▶ GIVEN EXERCISE
Search the listing below for "mohiyatini". Copy each matching line.

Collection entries
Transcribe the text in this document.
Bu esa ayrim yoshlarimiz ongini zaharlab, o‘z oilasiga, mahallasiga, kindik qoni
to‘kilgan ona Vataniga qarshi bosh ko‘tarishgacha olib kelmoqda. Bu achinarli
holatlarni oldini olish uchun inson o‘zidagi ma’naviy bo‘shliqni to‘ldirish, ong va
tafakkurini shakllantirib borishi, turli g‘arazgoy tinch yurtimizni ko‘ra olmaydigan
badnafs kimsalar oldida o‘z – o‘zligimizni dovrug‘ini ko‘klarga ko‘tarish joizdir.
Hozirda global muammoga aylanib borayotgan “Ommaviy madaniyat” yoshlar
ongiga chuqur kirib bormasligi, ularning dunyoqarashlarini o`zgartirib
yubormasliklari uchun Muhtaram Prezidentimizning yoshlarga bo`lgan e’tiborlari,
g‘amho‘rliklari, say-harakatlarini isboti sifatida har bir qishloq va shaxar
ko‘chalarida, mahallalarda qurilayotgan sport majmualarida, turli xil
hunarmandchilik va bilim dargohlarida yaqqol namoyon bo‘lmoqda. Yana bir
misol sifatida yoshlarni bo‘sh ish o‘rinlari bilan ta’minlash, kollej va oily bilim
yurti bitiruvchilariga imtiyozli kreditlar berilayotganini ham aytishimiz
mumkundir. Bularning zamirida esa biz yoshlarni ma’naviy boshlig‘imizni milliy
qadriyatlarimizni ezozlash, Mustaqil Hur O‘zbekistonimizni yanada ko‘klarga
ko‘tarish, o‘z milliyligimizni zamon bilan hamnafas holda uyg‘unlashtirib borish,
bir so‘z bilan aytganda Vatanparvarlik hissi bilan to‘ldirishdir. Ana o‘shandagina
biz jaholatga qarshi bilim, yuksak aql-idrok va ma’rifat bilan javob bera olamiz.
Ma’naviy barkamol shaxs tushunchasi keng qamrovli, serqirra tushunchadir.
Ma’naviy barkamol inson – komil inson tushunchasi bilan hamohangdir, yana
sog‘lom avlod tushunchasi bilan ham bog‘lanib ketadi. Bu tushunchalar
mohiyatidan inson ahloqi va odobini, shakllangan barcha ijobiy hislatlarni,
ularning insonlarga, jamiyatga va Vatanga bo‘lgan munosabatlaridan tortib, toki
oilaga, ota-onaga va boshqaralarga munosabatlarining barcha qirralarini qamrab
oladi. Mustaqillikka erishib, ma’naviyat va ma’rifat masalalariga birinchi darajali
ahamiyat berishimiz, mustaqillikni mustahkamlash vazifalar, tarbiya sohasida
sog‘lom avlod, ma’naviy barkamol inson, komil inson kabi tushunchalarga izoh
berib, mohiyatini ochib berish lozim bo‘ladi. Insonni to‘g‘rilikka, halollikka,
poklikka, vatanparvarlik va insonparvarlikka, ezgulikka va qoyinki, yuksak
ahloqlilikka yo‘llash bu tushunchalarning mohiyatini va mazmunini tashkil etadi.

▶ EXPECTED ANSWER
berib, mohiyatini ochib berish lozim bo‘ladi. Insonni to‘g‘rilikka, halollikka,
ahloqlilikka yo‘llash bu tushunchalarning mohiyatini va mazmunini tashkil etadi.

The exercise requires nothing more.